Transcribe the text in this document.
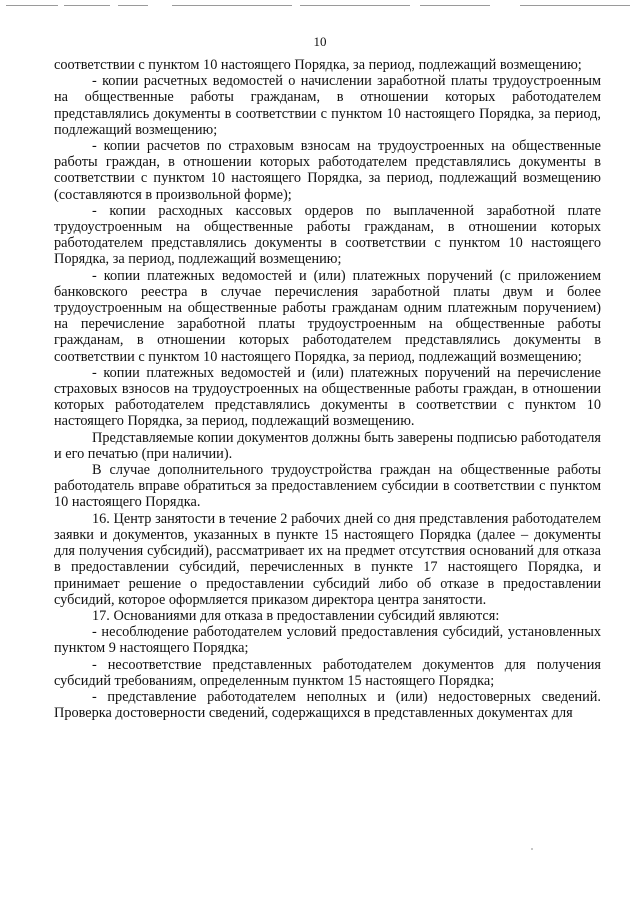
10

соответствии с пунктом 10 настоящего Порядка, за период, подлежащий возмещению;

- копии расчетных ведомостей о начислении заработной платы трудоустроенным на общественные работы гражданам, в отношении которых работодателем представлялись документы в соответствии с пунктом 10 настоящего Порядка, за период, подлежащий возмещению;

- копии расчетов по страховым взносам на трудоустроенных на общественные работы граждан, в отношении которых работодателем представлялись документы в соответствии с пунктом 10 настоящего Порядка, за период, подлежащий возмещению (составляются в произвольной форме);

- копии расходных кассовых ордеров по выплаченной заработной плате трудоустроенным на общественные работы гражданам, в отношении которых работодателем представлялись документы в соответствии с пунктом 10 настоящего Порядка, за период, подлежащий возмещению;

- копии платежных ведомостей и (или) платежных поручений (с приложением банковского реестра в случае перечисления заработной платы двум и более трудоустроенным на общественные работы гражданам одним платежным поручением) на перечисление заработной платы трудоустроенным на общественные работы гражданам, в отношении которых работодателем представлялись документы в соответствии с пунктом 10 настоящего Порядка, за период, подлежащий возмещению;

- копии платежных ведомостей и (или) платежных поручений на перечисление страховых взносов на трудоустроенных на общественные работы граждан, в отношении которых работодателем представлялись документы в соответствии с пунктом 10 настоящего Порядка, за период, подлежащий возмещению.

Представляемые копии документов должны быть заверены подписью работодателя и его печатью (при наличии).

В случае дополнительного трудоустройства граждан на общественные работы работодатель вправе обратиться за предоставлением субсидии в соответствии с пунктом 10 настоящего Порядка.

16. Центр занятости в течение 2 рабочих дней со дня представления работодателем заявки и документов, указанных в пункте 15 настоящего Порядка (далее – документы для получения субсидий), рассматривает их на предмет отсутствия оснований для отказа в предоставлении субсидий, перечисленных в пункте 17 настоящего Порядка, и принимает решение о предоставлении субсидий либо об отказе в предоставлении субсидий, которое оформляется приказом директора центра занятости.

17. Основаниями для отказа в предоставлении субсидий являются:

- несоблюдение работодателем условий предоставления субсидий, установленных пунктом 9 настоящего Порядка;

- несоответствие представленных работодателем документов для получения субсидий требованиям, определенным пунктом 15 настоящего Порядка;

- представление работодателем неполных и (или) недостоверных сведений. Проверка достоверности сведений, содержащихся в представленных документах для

---

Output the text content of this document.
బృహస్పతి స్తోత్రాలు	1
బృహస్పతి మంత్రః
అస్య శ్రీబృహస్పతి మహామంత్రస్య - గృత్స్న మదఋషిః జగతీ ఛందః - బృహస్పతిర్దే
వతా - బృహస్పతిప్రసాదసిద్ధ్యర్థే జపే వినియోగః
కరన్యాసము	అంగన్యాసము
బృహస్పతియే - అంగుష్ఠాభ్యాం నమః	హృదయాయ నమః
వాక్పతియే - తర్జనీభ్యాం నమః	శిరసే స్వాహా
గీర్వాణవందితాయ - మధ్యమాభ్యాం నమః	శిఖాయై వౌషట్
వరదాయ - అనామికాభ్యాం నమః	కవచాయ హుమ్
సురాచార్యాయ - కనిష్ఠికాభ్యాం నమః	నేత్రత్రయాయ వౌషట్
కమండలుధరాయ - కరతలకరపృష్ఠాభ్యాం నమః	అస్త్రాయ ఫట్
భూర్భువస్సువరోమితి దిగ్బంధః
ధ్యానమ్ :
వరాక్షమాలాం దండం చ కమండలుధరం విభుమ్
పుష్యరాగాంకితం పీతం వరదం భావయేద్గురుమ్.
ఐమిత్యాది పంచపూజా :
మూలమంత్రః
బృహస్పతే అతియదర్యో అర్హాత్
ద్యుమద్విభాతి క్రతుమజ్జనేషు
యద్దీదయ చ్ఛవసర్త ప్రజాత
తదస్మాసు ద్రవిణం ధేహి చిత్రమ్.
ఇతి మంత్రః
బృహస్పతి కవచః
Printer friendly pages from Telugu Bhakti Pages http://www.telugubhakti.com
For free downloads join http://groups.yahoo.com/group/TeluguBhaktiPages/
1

---

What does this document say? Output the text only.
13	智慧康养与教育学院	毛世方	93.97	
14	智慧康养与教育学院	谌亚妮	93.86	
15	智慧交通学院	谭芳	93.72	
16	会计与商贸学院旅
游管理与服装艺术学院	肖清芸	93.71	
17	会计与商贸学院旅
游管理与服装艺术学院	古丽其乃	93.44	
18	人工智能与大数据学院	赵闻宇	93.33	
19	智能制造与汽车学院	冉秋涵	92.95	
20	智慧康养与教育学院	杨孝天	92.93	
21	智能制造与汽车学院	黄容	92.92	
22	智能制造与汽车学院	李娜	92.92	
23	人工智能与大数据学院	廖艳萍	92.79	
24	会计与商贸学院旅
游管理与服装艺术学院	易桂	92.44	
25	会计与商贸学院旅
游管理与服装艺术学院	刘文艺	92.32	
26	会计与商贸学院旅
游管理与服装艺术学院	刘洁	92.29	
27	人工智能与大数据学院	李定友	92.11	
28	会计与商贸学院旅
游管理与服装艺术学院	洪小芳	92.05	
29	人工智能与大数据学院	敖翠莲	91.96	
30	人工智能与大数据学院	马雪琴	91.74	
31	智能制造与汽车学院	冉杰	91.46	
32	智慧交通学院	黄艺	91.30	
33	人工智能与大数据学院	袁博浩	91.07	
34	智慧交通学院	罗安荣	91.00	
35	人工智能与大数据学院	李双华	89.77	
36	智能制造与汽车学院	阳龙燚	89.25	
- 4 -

- Exercise:
Find the word "游管理与服装艺术学院" in the data and copy out each line where it turns up.

- Final result:
游管理与服装艺术学院	肖清芸	93.71	
游管理与服装艺术学院	古丽其乃	93.44	
游管理与服装艺术学院	易桂	92.44	
游管理与服装艺术学院	刘文艺	92.32	
游管理与服装艺术学院	刘洁	92.29	
游管理与服装艺术学院	洪小芳	92.05	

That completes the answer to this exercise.